## Input for this task
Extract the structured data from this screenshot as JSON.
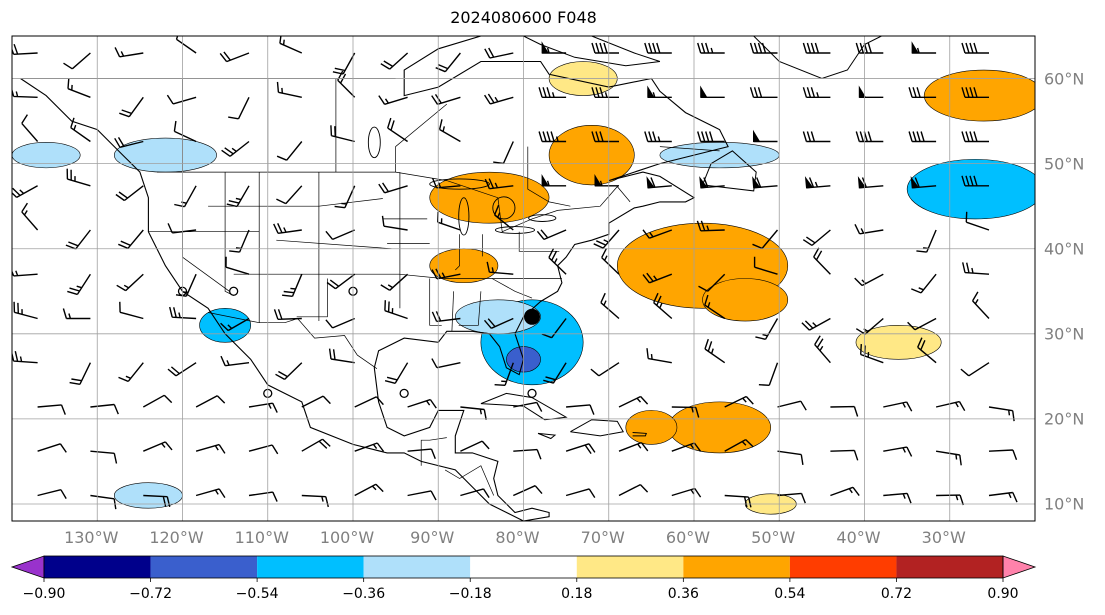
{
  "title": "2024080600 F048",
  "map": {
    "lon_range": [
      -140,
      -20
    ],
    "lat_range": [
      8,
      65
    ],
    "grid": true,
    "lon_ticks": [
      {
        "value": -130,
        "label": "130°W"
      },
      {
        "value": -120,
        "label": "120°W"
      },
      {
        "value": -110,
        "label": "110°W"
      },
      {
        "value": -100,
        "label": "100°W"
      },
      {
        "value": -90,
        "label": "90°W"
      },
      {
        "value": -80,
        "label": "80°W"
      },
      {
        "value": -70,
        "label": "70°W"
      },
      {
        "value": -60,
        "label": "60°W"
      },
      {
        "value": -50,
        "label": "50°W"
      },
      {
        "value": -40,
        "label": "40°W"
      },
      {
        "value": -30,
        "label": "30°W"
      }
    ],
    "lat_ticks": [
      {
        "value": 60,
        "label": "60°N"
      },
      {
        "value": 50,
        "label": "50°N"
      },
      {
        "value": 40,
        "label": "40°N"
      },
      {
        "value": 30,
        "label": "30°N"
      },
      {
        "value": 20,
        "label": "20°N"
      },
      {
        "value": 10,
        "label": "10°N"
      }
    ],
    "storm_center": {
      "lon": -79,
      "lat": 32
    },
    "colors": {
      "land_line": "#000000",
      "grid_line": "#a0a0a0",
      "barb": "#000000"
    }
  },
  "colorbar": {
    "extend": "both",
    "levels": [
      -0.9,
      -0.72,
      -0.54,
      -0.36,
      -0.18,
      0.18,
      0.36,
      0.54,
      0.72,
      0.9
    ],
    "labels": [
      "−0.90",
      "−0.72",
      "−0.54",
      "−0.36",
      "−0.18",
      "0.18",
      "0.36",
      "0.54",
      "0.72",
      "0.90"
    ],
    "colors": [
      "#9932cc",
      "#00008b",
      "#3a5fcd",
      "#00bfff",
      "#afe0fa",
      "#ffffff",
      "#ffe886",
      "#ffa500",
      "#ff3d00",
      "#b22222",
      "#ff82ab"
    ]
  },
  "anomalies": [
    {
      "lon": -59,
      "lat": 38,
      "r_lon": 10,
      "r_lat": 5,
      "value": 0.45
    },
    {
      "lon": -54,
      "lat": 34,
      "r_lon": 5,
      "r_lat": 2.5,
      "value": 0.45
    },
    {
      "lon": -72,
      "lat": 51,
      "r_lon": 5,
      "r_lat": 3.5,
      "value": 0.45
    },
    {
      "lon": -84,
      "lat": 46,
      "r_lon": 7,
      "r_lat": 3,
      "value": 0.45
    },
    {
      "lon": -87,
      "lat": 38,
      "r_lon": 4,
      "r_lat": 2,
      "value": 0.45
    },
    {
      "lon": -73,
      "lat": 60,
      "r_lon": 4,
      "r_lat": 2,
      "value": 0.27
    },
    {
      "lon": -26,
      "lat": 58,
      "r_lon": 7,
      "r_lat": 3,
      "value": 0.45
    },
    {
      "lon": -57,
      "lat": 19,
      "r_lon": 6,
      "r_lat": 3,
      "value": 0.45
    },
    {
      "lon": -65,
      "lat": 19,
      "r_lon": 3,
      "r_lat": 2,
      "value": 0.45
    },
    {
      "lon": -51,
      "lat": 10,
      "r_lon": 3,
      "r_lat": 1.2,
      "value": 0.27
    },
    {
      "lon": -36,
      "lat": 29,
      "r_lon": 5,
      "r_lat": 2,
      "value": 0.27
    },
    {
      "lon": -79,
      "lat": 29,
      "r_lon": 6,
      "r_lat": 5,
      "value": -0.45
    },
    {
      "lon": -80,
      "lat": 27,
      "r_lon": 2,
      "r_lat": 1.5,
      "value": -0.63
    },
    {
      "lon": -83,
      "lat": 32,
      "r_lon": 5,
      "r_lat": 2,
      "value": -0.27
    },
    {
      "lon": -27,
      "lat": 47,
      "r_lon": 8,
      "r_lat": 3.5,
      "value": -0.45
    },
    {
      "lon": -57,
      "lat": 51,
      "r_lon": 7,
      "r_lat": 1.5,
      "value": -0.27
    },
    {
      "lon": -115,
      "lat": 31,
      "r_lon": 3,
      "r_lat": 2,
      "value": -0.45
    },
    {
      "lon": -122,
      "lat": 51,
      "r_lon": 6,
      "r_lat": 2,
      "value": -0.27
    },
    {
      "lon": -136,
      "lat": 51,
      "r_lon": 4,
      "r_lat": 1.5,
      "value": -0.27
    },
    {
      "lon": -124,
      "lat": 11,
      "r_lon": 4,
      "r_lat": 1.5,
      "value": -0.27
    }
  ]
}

## Task statement
Write the listing above out again exactly, dropping each image.

## Solution for this exercise
Extract the structured data from this screenshot as JSON.
{
  "title": "2024080600 F048",
  "map": {
    "lon_range": [
      -140,
      -20
    ],
    "lat_range": [
      8,
      65
    ],
    "grid": true,
    "lon_ticks": [
      {
        "value": -130,
        "label": "130°W"
      },
      {
        "value": -120,
        "label": "120°W"
      },
      {
        "value": -110,
        "label": "110°W"
      },
      {
        "value": -100,
        "label": "100°W"
      },
      {
        "value": -90,
        "label": "90°W"
      },
      {
        "value": -80,
        "label": "80°W"
      },
      {
        "value": -70,
        "label": "70°W"
      },
      {
        "value": -60,
        "label": "60°W"
      },
      {
        "value": -50,
        "label": "50°W"
      },
      {
        "value": -40,
        "label": "40°W"
      },
      {
        "value": -30,
        "label": "30°W"
      }
    ],
    "lat_ticks": [
      {
        "value": 60,
        "label": "60°N"
      },
      {
        "value": 50,
        "label": "50°N"
      },
      {
        "value": 40,
        "label": "40°N"
      },
      {
        "value": 30,
        "label": "30°N"
      },
      {
        "value": 20,
        "label": "20°N"
      },
      {
        "value": 10,
        "label": "10°N"
      }
    ],
    "storm_center": {
      "lon": -79,
      "lat": 32
    },
    "colors": {
      "land_line": "#000000",
      "grid_line": "#a0a0a0",
      "barb": "#000000"
    }
  },
  "colorbar": {
    "extend": "both",
    "levels": [
      -0.9,
      -0.72,
      -0.54,
      -0.36,
      -0.18,
      0.18,
      0.36,
      0.54,
      0.72,
      0.9
    ],
    "labels": [
      "−0.90",
      "−0.72",
      "−0.54",
      "−0.36",
      "−0.18",
      "0.18",
      "0.36",
      "0.54",
      "0.72",
      "0.90"
    ],
    "colors": [
      "#9932cc",
      "#00008b",
      "#3a5fcd",
      "#00bfff",
      "#afe0fa",
      "#ffffff",
      "#ffe886",
      "#ffa500",
      "#ff3d00",
      "#b22222",
      "#ff82ab"
    ]
  },
  "anomalies": [
    {
      "lon": -59,
      "lat": 38,
      "r_lon": 10,
      "r_lat": 5,
      "value": 0.45
    },
    {
      "lon": -54,
      "lat": 34,
      "r_lon": 5,
      "r_lat": 2.5,
      "value": 0.45
    },
    {
      "lon": -72,
      "lat": 51,
      "r_lon": 5,
      "r_lat": 3.5,
      "value": 0.45
    },
    {
      "lon": -84,
      "lat": 46,
      "r_lon": 7,
      "r_lat": 3,
      "value": 0.45
    },
    {
      "lon": -87,
      "lat": 38,
      "r_lon": 4,
      "r_lat": 2,
      "value": 0.45
    },
    {
      "lon": -73,
      "lat": 60,
      "r_lon": 4,
      "r_lat": 2,
      "value": 0.27
    },
    {
      "lon": -26,
      "lat": 58,
      "r_lon": 7,
      "r_lat": 3,
      "value": 0.45
    },
    {
      "lon": -57,
      "lat": 19,
      "r_lon": 6,
      "r_lat": 3,
      "value": 0.45
    },
    {
      "lon": -65,
      "lat": 19,
      "r_lon": 3,
      "r_lat": 2,
      "value": 0.45
    },
    {
      "lon": -51,
      "lat": 10,
      "r_lon": 3,
      "r_lat": 1.2,
      "value": 0.27
    },
    {
      "lon": -36,
      "lat": 29,
      "r_lon": 5,
      "r_lat": 2,
      "value": 0.27
    },
    {
      "lon": -79,
      "lat": 29,
      "r_lon": 6,
      "r_lat": 5,
      "value": -0.45
    },
    {
      "lon": -80,
      "lat": 27,
      "r_lon": 2,
      "r_lat": 1.5,
      "value": -0.63
    },
    {
      "lon": -83,
      "lat": 32,
      "r_lon": 5,
      "r_lat": 2,
      "value": -0.27
    },
    {
      "lon": -27,
      "lat": 47,
      "r_lon": 8,
      "r_lat": 3.5,
      "value": -0.45
    },
    {
      "lon": -57,
      "lat": 51,
      "r_lon": 7,
      "r_lat": 1.5,
      "value": -0.27
    },
    {
      "lon": -115,
      "lat": 31,
      "r_lon": 3,
      "r_lat": 2,
      "value": -0.45
    },
    {
      "lon": -122,
      "lat": 51,
      "r_lon": 6,
      "r_lat": 2,
      "value": -0.27
    },
    {
      "lon": -136,
      "lat": 51,
      "r_lon": 4,
      "r_lat": 1.5,
      "value": -0.27
    },
    {
      "lon": -124,
      "lat": 11,
      "r_lon": 4,
      "r_lat": 1.5,
      "value": -0.27
    }
  ]
}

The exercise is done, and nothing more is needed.